**Records supplied**
──────────────────────────────
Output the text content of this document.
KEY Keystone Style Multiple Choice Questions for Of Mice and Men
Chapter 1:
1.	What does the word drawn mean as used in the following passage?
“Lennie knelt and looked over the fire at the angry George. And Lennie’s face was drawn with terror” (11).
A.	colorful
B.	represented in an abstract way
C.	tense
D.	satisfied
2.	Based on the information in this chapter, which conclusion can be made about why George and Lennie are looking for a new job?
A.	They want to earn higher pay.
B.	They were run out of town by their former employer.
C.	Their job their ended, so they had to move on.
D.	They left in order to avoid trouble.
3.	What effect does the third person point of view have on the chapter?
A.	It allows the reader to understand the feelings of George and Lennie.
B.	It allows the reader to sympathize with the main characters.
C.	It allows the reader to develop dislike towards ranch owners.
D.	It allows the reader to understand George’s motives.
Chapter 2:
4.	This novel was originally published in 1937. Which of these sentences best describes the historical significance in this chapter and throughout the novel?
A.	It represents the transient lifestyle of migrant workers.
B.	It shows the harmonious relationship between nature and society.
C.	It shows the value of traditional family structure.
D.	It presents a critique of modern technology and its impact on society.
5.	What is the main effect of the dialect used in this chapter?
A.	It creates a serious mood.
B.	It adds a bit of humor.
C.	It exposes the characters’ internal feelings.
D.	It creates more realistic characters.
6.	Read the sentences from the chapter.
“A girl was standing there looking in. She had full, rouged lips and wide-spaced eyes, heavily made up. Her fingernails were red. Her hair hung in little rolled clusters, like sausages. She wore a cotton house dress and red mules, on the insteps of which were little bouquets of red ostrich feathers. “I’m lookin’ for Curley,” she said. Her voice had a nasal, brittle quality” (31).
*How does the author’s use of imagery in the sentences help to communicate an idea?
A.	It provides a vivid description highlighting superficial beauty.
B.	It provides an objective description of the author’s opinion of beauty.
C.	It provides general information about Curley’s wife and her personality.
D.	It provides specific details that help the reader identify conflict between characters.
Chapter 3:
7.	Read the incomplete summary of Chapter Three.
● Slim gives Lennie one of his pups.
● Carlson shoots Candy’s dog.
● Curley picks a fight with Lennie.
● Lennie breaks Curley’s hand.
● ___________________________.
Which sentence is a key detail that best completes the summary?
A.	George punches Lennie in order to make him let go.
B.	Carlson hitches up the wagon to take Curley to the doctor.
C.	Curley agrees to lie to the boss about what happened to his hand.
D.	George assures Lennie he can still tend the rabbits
──────────────────────────────
**Stated task**
Give back all the data exactly as written.

**Correct answer**
Output the text content of this document.
KEY Keystone Style Multiple Choice Questions for Of Mice and Men
Chapter 1:
1.	What does the word drawn mean as used in the following passage?
“Lennie knelt and looked over the fire at the angry George. And Lennie’s face was drawn with terror” (11).
A.	colorful
B.	represented in an abstract way
C.	tense
D.	satisfied
2.	Based on the information in this chapter, which conclusion can be made about why George and Lennie are looking for a new job?
A.	They want to earn higher pay.
B.	They were run out of town by their former employer.
C.	Their job their ended, so they had to move on.
D.	They left in order to avoid trouble.
3.	What effect does the third person point of view have on the chapter?
A.	It allows the reader to understand the feelings of George and Lennie.
B.	It allows the reader to sympathize with the main characters.
C.	It allows the reader to develop dislike towards ranch owners.
D.	It allows the reader to understand George’s motives.
Chapter 2:
4.	This novel was originally published in 1937. Which of these sentences best describes the historical significance in this chapter and throughout the novel?
A.	It represents the transient lifestyle of migrant workers.
B.	It shows the harmonious relationship between nature and society.
C.	It shows the value of traditional family structure.
D.	It presents a critique of modern technology and its impact on society.
5.	What is the main effect of the dialect used in this chapter?
A.	It creates a serious mood.
B.	It adds a bit of humor.
C.	It exposes the characters’ internal feelings.
D.	It creates more realistic characters.
6.	Read the sentences from the chapter.
“A girl was standing there looking in. She had full, rouged lips and wide-spaced eyes, heavily made up. Her fingernails were red. Her hair hung in little rolled clusters, like sausages. She wore a cotton house dress and red mules, on the insteps of which were little bouquets of red ostrich feathers. “I’m lookin’ for Curley,” she said. Her voice had a nasal, brittle quality” (31).
*How does the author’s use of imagery in the sentences help to communicate an idea?
A.	It provides a vivid description highlighting superficial beauty.
B.	It provides an objective description of the author’s opinion of beauty.
C.	It provides general information about Curley’s wife and her personality.
D.	It provides specific details that help the reader identify conflict between characters.
Chapter 3:
7.	Read the incomplete summary of Chapter Three.
● Slim gives Lennie one of his pups.
● Carlson shoots Candy’s dog.
● Curley picks a fight with Lennie.
● Lennie breaks Curley’s hand.
● ___________________________.
Which sentence is a key detail that best completes the summary?
A.	George punches Lennie in order to make him let go.
B.	Carlson hitches up the wagon to take Curley to the doctor.
C.	Curley agrees to lie to the boss about what happened to his hand.
D.	George assures Lennie he can still tend the rabbits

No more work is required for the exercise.